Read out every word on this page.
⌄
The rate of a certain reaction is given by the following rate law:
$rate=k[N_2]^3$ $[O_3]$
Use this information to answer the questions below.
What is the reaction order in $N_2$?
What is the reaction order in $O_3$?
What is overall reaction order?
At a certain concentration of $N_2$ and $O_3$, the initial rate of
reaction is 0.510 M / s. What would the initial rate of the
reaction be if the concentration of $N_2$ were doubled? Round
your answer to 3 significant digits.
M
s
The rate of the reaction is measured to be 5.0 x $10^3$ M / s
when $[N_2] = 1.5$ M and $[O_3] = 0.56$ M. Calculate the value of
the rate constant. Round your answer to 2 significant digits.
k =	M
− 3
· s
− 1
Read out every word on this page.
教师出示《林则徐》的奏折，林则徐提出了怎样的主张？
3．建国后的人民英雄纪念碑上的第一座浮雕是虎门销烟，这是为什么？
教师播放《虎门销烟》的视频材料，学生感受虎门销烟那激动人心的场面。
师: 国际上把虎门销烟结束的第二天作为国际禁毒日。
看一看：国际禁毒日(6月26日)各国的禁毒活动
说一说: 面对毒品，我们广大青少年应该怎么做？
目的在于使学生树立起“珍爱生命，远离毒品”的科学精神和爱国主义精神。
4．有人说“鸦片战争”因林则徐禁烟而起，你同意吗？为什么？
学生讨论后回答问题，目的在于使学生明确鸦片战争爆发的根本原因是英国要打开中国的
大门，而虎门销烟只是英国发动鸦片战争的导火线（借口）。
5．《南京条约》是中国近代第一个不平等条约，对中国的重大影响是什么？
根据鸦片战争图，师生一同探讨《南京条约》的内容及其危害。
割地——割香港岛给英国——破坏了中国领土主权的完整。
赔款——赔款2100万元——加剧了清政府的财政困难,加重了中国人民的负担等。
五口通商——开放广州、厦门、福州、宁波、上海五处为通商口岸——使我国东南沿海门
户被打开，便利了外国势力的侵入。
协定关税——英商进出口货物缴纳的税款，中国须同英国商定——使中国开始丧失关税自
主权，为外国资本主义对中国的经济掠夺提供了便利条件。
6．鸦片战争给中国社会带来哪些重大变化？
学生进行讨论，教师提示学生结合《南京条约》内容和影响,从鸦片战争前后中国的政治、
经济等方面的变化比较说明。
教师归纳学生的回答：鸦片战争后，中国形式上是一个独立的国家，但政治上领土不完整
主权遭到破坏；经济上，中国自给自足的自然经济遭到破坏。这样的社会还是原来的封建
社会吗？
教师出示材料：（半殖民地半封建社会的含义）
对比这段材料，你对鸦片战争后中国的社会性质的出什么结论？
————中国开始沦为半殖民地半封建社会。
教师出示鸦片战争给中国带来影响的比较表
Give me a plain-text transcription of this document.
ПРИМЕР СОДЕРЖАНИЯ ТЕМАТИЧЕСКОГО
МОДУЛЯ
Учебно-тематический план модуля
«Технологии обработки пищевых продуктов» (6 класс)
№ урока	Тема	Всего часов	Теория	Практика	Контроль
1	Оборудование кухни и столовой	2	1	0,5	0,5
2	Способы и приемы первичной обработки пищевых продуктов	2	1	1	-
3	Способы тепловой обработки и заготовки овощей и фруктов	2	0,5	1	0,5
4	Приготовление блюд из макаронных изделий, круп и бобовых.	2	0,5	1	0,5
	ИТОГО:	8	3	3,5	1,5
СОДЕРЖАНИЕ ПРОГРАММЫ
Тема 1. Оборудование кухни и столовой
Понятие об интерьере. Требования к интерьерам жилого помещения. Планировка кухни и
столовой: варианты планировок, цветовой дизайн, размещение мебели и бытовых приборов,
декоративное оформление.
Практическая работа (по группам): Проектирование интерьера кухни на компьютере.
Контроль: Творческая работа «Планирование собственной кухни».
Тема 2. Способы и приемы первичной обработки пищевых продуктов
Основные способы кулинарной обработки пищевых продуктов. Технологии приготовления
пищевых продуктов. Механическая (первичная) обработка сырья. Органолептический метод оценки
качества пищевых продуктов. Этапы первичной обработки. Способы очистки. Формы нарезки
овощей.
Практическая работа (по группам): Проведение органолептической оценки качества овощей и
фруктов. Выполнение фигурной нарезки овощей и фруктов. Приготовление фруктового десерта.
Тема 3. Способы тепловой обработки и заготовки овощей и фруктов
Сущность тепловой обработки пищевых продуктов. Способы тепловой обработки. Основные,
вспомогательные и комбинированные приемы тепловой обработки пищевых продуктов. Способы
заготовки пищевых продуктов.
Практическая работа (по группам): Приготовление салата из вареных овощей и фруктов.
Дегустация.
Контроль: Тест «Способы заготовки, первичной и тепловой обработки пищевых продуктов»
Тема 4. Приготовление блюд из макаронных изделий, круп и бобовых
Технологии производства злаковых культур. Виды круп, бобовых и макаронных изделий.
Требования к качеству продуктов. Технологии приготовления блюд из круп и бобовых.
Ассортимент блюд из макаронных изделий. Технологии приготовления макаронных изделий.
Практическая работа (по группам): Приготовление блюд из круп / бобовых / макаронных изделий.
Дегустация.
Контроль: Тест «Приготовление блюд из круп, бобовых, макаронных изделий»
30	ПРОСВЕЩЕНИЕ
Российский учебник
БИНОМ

→ GIVEN EXERCISE: Each line in the material above must be retyped without alteration.

→ FINISHED ANSWER:
Read out every word on this page.
⌄
The rate of a certain reaction is given by the following rate law:
$rate=k[N_2]^3$ $[O_3]$
Use this information to answer the questions below.
What is the reaction order in $N_2$?
What is the reaction order in $O_3$?
What is overall reaction order?
At a certain concentration of $N_2$ and $O_3$, the initial rate of
reaction is 0.510 M / s. What would the initial rate of the
reaction be if the concentration of $N_2$ were doubled? Round
your answer to 3 significant digits.
M
s
The rate of the reaction is measured to be 5.0 x $10^3$ M / s
when $[N_2] = 1.5$ M and $[O_3] = 0.56$ M. Calculate the value of
the rate constant. Round your answer to 2 significant digits.
k =	M
− 3
· s
− 1
Read out every word on this page.
教师出示《林则徐》的奏折，林则徐提出了怎样的主张？
3．建国后的人民英雄纪念碑上的第一座浮雕是虎门销烟，这是为什么？
教师播放《虎门销烟》的视频材料，学生感受虎门销烟那激动人心的场面。
师: 国际上把虎门销烟结束的第二天作为国际禁毒日。
看一看：国际禁毒日(6月26日)各国的禁毒活动
说一说: 面对毒品，我们广大青少年应该怎么做？
目的在于使学生树立起“珍爱生命，远离毒品”的科学精神和爱国主义精神。
4．有人说“鸦片战争”因林则徐禁烟而起，你同意吗？为什么？
学生讨论后回答问题，目的在于使学生明确鸦片战争爆发的根本原因是英国要打开中国的
大门，而虎门销烟只是英国发动鸦片战争的导火线（借口）。
5．《南京条约》是中国近代第一个不平等条约，对中国的重大影响是什么？
根据鸦片战争图，师生一同探讨《南京条约》的内容及其危害。
割地——割香港岛给英国——破坏了中国领土主权的完整。
赔款——赔款2100万元——加剧了清政府的财政困难,加重了中国人民的负担等。
五口通商——开放广州、厦门、福州、宁波、上海五处为通商口岸——使我国东南沿海门
户被打开，便利了外国势力的侵入。
协定关税——英商进出口货物缴纳的税款，中国须同英国商定——使中国开始丧失关税自
主权，为外国资本主义对中国的经济掠夺提供了便利条件。
6．鸦片战争给中国社会带来哪些重大变化？
学生进行讨论，教师提示学生结合《南京条约》内容和影响,从鸦片战争前后中国的政治、
经济等方面的变化比较说明。
教师归纳学生的回答：鸦片战争后，中国形式上是一个独立的国家，但政治上领土不完整
主权遭到破坏；经济上，中国自给自足的自然经济遭到破坏。这样的社会还是原来的封建
社会吗？
教师出示材料：（半殖民地半封建社会的含义）
对比这段材料，你对鸦片战争后中国的社会性质的出什么结论？
————中国开始沦为半殖民地半封建社会。
教师出示鸦片战争给中国带来影响的比较表
Give me a plain-text transcription of this document.
ПРИМЕР СОДЕРЖАНИЯ ТЕМАТИЧЕСКОГО
МОДУЛЯ
Учебно-тематический план модуля
«Технологии обработки пищевых продуктов» (6 класс)
№ урока	Тема	Всего часов	Теория	Практика	Контроль
1	Оборудование кухни и столовой	2	1	0,5	0,5
2	Способы и приемы первичной обработки пищевых продуктов	2	1	1	-
3	Способы тепловой обработки и заготовки овощей и фруктов	2	0,5	1	0,5
4	Приготовление блюд из макаронных изделий, круп и бобовых.	2	0,5	1	0,5
	ИТОГО:	8	3	3,5	1,5
СОДЕРЖАНИЕ ПРОГРАММЫ
Тема 1. Оборудование кухни и столовой
Понятие об интерьере. Требования к интерьерам жилого помещения. Планировка кухни и
столовой: варианты планировок, цветовой дизайн, размещение мебели и бытовых приборов,
декоративное оформление.
Практическая работа (по группам): Проектирование интерьера кухни на компьютере.
Контроль: Творческая работа «Планирование собственной кухни».
Тема 2. Способы и приемы первичной обработки пищевых продуктов
Основные способы кулинарной обработки пищевых продуктов. Технологии приготовления
пищевых продуктов. Механическая (первичная) обработка сырья. Органолептический метод оценки
качества пищевых продуктов. Этапы первичной обработки. Способы очистки. Формы нарезки
овощей.
Практическая работа (по группам): Проведение органолептической оценки качества овощей и
фруктов. Выполнение фигурной нарезки овощей и фруктов. Приготовление фруктового десерта.
Тема 3. Способы тепловой обработки и заготовки овощей и фруктов
Сущность тепловой обработки пищевых продуктов. Способы тепловой обработки. Основные,
вспомогательные и комбинированные приемы тепловой обработки пищевых продуктов. Способы
заготовки пищевых продуктов.
Практическая работа (по группам): Приготовление салата из вареных овощей и фруктов.
Дегустация.
Контроль: Тест «Способы заготовки, первичной и тепловой обработки пищевых продуктов»
Тема 4. Приготовление блюд из макаронных изделий, круп и бобовых
Технологии производства злаковых культур. Виды круп, бобовых и макаронных изделий.
Требования к качеству продуктов. Технологии приготовления блюд из круп и бобовых.
Ассортимент блюд из макаронных изделий. Технологии приготовления макаронных изделий.
Практическая работа (по группам): Приготовление блюд из круп / бобовых / макаронных изделий.
Дегустация.
Контроль: Тест «Приготовление блюд из круп, бобовых, макаронных изделий»
30	ПРОСВЕЩЕНИЕ
Российский учебник
БИНОМ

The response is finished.